## Exercise prompt
Extract the lines that carry the string "Регистрация" from the listing.
────────────────────────────────────────
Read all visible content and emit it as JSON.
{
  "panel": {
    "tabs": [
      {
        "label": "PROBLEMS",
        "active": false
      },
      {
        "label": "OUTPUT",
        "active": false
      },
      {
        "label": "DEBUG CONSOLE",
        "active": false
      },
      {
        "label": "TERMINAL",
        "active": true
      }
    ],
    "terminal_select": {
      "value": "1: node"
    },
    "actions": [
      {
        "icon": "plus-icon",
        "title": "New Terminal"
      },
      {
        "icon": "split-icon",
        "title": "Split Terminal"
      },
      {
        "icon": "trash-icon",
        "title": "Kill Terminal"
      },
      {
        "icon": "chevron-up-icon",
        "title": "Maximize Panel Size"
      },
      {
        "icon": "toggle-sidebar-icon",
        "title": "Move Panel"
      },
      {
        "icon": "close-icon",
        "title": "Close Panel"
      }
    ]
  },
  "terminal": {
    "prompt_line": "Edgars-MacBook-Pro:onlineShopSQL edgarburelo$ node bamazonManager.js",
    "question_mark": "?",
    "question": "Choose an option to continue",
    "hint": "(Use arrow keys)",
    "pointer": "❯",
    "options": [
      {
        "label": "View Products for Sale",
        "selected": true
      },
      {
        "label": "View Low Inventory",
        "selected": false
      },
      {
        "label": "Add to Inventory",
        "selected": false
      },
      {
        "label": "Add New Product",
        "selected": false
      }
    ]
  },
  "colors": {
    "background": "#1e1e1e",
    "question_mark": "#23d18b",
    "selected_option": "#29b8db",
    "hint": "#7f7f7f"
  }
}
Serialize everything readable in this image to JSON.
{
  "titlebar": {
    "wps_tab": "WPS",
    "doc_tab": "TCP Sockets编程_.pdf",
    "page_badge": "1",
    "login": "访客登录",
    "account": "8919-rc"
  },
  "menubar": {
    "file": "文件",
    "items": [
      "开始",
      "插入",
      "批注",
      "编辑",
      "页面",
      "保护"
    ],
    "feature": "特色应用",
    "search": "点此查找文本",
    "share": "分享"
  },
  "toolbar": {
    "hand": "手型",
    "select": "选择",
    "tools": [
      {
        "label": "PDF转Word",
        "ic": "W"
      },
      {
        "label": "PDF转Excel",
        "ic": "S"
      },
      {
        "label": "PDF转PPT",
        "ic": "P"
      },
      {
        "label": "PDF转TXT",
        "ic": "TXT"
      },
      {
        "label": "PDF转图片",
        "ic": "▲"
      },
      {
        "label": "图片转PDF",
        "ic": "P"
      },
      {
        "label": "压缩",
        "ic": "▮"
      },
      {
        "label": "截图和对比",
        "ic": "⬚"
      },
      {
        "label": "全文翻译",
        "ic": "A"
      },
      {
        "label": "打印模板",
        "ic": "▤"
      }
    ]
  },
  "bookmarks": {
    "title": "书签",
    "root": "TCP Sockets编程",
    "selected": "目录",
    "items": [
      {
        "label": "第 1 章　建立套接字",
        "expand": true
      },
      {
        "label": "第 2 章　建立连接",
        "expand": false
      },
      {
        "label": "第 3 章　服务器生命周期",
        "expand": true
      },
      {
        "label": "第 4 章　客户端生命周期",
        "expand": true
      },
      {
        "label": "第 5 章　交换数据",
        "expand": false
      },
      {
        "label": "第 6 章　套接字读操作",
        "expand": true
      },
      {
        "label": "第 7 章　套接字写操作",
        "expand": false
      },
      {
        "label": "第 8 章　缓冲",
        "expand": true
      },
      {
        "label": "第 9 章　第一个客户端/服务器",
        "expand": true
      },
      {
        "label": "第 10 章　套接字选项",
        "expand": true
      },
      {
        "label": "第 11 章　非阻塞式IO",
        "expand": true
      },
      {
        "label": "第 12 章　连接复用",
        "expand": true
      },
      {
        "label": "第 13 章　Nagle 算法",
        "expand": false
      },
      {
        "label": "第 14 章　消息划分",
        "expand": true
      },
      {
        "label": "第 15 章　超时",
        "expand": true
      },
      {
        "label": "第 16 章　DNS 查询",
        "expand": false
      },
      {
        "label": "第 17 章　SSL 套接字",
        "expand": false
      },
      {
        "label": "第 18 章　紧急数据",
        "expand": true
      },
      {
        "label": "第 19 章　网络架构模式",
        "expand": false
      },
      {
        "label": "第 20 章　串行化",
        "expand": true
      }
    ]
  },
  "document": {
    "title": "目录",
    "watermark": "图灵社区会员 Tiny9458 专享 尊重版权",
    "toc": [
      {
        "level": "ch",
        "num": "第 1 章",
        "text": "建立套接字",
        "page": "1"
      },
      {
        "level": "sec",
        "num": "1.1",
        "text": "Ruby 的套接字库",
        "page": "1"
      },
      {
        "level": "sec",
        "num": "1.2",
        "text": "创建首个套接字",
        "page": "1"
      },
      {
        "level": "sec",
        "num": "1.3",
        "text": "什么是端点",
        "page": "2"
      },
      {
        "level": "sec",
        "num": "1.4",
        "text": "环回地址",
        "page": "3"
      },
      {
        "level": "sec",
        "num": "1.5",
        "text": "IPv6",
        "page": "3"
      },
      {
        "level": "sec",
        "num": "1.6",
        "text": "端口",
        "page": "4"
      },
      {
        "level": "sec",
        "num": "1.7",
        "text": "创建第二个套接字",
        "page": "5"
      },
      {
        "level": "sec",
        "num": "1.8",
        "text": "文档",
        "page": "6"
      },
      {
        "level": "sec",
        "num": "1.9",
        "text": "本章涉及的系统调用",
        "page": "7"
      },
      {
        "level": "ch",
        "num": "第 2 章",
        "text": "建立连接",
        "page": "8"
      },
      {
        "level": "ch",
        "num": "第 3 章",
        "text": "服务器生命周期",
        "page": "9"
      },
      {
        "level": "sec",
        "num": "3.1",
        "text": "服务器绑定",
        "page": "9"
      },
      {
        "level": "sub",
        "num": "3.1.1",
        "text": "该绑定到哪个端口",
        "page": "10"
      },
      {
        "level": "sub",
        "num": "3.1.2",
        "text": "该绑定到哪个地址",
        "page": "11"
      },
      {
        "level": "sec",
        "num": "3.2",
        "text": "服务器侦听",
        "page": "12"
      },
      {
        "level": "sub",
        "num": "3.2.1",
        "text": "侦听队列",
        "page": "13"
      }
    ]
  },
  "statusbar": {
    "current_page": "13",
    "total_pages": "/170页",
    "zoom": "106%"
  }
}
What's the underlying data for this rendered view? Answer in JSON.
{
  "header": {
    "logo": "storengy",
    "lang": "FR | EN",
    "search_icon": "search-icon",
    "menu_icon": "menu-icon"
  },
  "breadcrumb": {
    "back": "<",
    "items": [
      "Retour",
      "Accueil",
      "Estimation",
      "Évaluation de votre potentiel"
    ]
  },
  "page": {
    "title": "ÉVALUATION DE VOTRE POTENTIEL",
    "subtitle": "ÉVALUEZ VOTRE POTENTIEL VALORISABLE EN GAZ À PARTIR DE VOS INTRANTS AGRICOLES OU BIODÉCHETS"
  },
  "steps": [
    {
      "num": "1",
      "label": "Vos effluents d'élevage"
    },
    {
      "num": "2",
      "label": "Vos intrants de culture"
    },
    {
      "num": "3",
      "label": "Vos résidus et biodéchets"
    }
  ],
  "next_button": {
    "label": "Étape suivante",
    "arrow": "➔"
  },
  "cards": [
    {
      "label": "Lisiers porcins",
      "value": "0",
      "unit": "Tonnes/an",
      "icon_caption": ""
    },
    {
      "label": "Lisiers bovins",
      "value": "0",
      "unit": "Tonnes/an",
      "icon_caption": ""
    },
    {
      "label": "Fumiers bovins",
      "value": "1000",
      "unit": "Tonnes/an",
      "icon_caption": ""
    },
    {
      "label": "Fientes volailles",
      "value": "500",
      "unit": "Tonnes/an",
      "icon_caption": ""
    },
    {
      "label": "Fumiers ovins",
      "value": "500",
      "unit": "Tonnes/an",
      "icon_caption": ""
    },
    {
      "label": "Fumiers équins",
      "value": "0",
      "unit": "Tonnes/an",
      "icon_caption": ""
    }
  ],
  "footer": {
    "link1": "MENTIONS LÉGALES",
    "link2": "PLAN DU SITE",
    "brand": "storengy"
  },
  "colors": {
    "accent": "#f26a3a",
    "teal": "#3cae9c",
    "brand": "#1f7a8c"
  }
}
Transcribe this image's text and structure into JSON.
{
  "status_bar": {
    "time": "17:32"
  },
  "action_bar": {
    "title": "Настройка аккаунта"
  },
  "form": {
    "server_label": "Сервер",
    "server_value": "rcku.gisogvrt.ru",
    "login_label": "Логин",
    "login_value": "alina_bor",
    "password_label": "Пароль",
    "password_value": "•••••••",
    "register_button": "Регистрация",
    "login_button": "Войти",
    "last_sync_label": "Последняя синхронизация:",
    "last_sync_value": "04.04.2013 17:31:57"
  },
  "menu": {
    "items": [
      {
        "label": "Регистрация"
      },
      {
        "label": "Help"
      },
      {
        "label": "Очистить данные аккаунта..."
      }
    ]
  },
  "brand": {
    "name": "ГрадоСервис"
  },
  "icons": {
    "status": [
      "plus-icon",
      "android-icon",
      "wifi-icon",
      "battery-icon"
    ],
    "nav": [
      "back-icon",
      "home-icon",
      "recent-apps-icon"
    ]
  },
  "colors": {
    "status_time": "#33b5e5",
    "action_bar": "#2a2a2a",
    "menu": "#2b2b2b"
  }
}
────────────────────────────────────────
## Full output
    "register_button": "Регистрация",
        "label": "Регистрация"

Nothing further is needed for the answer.